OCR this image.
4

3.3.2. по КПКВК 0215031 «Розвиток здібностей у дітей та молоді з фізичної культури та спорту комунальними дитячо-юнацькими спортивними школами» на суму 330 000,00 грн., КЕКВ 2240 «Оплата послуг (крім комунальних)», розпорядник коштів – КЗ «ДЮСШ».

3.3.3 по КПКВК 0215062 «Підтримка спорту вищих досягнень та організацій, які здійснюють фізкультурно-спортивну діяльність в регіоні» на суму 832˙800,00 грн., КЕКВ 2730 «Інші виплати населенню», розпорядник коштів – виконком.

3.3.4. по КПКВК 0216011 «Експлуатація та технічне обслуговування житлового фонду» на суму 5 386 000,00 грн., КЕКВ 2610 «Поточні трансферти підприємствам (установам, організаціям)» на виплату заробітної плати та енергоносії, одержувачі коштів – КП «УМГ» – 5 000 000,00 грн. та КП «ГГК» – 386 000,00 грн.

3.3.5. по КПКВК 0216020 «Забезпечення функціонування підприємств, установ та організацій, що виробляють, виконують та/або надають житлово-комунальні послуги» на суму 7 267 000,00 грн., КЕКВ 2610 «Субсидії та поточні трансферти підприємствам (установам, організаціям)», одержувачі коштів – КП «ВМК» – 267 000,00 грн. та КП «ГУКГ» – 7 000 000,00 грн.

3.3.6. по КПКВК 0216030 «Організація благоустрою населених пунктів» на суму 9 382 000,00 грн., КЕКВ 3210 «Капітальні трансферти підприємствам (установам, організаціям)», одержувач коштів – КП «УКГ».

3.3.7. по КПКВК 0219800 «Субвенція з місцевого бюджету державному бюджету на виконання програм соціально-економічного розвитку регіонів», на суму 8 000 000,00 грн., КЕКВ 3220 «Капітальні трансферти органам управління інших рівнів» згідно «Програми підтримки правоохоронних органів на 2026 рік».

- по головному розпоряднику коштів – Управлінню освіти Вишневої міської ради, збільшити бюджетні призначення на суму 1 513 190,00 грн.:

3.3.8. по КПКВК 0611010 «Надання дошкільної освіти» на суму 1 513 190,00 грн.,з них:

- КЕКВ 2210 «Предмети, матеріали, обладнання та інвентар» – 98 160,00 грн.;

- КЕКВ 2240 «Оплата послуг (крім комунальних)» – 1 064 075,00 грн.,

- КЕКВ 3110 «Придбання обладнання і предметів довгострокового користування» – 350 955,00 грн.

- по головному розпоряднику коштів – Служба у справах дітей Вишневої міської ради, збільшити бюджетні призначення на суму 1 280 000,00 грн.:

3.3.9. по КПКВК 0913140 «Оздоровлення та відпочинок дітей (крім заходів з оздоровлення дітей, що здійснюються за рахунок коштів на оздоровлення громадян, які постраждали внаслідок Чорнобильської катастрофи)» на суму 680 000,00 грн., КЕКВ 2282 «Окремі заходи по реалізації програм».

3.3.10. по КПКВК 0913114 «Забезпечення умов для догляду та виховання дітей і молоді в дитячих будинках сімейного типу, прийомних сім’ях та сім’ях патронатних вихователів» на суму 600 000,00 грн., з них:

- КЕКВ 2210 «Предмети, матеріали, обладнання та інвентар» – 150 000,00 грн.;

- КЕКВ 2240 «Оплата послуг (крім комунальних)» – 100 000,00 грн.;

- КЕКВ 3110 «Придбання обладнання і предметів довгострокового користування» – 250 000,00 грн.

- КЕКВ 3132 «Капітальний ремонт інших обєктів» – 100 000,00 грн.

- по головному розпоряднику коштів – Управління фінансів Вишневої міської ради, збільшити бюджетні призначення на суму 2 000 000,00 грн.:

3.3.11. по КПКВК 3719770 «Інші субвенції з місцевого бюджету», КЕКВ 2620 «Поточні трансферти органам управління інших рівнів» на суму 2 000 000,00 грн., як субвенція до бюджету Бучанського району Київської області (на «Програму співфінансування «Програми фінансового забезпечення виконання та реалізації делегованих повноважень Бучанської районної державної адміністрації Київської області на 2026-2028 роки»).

§

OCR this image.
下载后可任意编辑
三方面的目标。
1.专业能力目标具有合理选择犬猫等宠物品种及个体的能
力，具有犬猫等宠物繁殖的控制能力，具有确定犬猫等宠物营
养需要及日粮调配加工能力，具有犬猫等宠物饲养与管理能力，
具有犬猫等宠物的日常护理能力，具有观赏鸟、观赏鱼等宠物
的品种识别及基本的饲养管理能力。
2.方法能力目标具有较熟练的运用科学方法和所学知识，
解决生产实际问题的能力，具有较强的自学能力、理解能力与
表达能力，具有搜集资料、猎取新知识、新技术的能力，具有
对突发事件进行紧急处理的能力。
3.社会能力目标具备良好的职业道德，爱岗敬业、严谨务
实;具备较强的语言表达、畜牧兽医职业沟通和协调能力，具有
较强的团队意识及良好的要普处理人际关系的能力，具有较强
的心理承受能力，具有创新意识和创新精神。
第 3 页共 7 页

§

- Task prompt -
From the entries above, copy every line that holds the word "реалізації".

- Full solution -
3.3.9. по КПКВК 0913140 «Оздоровлення та відпочинок дітей (крім заходів з оздоровлення дітей, що здійснюються за рахунок коштів на оздоровлення громадян, які постраждали внаслідок Чорнобильської катастрофи)» на суму 680 000,00 грн., КЕКВ 2282 «Окремі заходи по реалізації програм».
3.3.11. по КПКВК 3719770 «Інші субвенції з місцевого бюджету», КЕКВ 2620 «Поточні трансферти органам управління інших рівнів» на суму 2 000 000,00 грн., як субвенція до бюджету Бучанського району Київської області (на «Програму співфінансування «Програми фінансового забезпечення виконання та реалізації делегованих повноважень Бучанської районної державної адміністрації Київської області на 2026-2028 роки»).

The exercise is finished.